* GOAL:
Select and reproduce each line of the listing below that bears the string "image".

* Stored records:
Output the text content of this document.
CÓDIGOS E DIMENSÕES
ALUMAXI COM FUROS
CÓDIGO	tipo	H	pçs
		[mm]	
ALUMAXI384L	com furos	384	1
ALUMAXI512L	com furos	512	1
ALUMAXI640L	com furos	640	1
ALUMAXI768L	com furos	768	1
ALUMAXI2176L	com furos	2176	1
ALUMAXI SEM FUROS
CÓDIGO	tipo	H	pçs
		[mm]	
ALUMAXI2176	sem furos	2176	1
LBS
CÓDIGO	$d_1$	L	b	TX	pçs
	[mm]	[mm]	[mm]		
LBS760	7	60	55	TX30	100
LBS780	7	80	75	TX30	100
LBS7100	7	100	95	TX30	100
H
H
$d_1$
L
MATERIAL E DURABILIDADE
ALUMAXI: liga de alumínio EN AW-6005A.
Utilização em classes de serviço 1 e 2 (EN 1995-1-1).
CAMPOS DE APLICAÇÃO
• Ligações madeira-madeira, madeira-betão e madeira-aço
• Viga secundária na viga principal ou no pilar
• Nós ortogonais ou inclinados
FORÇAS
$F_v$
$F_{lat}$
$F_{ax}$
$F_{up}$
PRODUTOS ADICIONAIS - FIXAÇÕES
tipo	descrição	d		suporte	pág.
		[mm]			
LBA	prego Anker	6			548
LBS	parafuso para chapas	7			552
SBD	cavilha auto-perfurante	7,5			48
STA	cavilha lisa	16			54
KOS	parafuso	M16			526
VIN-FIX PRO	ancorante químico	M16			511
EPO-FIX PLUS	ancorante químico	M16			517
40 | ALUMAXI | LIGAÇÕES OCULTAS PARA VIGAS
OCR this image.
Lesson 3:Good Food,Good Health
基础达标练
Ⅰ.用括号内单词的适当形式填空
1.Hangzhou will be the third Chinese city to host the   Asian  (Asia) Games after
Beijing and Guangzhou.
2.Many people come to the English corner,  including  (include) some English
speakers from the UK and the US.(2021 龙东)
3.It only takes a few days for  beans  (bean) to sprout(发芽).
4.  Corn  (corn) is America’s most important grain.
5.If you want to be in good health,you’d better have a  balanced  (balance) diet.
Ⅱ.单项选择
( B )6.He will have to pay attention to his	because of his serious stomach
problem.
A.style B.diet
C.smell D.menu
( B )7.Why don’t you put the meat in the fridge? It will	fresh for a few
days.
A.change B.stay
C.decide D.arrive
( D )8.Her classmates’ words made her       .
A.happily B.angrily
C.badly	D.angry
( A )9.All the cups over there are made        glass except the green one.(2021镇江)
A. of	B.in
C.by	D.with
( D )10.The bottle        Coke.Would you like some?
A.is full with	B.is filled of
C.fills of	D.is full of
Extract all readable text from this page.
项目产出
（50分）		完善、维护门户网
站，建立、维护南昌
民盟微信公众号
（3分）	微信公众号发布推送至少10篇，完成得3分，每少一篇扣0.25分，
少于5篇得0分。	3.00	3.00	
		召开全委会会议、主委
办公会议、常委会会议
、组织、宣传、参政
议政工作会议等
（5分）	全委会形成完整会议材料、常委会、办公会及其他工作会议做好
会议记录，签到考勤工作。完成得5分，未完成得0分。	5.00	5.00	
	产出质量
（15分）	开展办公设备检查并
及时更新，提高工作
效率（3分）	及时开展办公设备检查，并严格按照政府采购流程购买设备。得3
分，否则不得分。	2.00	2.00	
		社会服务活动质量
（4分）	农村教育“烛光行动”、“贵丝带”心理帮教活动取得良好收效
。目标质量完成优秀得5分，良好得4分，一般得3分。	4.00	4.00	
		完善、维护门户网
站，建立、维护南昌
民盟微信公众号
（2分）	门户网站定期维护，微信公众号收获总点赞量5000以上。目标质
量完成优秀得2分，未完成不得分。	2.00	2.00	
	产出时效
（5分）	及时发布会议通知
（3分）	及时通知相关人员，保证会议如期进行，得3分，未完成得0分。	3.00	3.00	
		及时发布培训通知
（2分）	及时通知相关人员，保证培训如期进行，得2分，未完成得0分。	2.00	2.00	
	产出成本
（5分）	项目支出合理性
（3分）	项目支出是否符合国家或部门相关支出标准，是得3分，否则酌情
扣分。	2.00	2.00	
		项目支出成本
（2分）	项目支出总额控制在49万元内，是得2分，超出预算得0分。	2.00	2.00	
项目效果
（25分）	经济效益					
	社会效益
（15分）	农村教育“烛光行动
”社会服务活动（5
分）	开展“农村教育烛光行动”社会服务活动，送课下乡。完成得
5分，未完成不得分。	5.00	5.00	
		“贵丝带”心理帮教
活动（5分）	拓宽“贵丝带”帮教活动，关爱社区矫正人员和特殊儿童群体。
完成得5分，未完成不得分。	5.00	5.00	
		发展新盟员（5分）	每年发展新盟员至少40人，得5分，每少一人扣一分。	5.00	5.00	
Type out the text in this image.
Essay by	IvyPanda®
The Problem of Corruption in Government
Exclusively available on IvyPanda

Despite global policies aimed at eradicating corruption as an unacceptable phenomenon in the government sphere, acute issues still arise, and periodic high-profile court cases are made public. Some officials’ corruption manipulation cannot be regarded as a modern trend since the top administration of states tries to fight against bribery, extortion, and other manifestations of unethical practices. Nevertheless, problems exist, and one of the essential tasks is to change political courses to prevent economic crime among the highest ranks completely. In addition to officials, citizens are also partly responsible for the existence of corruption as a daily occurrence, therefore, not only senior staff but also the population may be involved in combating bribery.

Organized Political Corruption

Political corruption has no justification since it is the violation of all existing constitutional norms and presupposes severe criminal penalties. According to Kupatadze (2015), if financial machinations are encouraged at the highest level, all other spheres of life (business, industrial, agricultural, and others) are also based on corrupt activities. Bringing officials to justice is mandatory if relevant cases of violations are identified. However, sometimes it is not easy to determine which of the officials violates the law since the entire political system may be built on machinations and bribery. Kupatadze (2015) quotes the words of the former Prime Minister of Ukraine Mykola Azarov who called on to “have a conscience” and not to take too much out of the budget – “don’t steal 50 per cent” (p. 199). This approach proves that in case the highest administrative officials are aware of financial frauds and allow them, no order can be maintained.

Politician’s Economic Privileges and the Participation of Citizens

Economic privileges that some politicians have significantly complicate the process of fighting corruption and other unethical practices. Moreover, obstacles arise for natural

* ANSWER TO THIS PROBLEM:
OCR this image.
Type out the text in this image.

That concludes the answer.